Work to complete:
Set down precisely the lines from the line with "OCR this image." through the end of the material, inclusive, and no pictures.

Provided data:
......

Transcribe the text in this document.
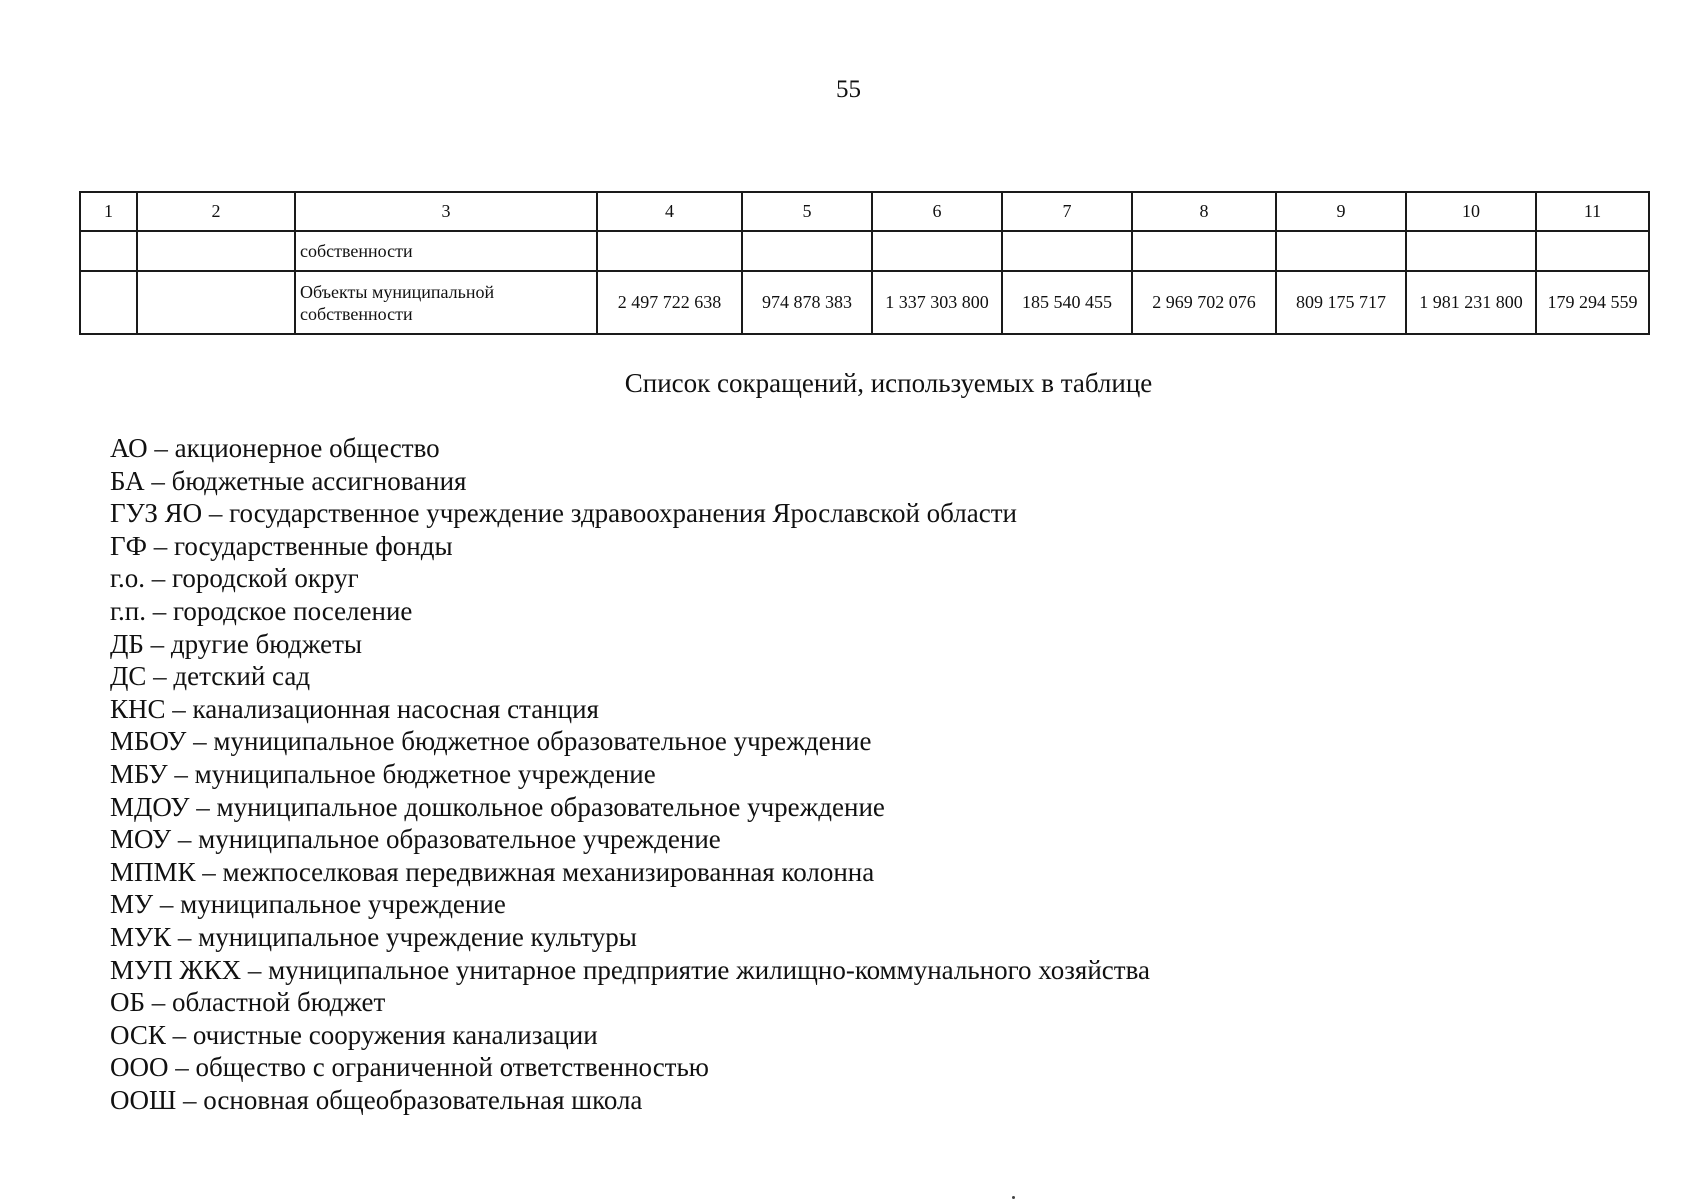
55
1	2	3	4	5	6	7	8	9	10	11
		собственности								
		Объекты муниципальной собственности	2 497 722 638	974 878 383	1 337 303 800	185 540 455	2 969 702 076	809 175 717	1 981 231 800	179 294 559
Список сокращений, используемых в таблице
АО – акционерное общество
БА – бюджетные ассигнования
ГУЗ ЯО – государственное учреждение здравоохранения Ярославской области
ГФ – государственные фонды
г.о. – городской округ
г.п. – городское поселение
ДБ – другие бюджеты
ДС – детский сад
КНС – канализационная насосная станция
МБОУ – муниципальное бюджетное образовательное учреждение
МБУ – муниципальное бюджетное учреждение
МДОУ – муниципальное дошкольное образовательное учреждение
МОУ – муниципальное образовательное учреждение
МПМК – межпоселковая передвижная механизированная колонна
МУ – муниципальное учреждение
МУК – муниципальное учреждение культуры
МУП ЖКХ – муниципальное унитарное предприятие жилищно-коммунального хозяйства
ОБ – областной бюджет
ОСК – очистные сооружения канализации
ООО – общество с ограниченной ответственностью
ООШ – основная общеобразовательная школа
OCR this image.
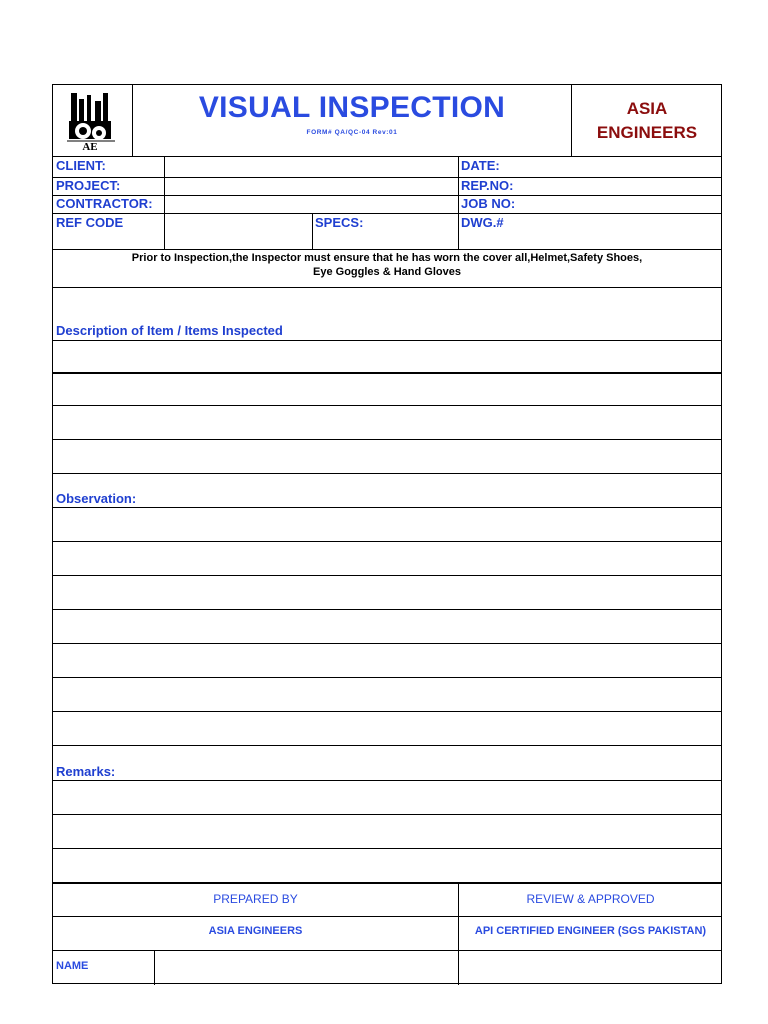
AE
VISUAL INSPECTION
FORM# QA/QC-04 Rev:01
ASIA
ENGINEERS
CLIENT:	DATE:
PROJECT:	REP.NO:
CONTRACTOR:	JOB NO:
REF CODE	SPECS:	DWG.#
Prior to Inspection,the Inspector must ensure that he has worn the cover all,Helmet,Safety Shoes,
Eye Goggles & Hand Gloves
Description of Item / Items Inspected
Observation:
Remarks:
PREPARED BY	REVIEW & APPROVED
ASIA ENGINEERS	API CERTIFIED ENGINEER (SGS PAKISTAN)
NAME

......

Exercise result:
OCR this image.
AE
VISUAL INSPECTION
FORM# QA/QC-04 Rev:01
ASIA
ENGINEERS
CLIENT:	DATE:
PROJECT:	REP.NO:
CONTRACTOR:	JOB NO:
REF CODE	SPECS:	DWG.#
Prior to Inspection,the Inspector must ensure that he has worn the cover all,Helmet,Safety Shoes,
Eye Goggles & Hand Gloves
Description of Item / Items Inspected
Observation:
Remarks:
PREPARED BY	REVIEW & APPROVED
ASIA ENGINEERS	API CERTIFIED ENGINEER (SGS PAKISTAN)
NAME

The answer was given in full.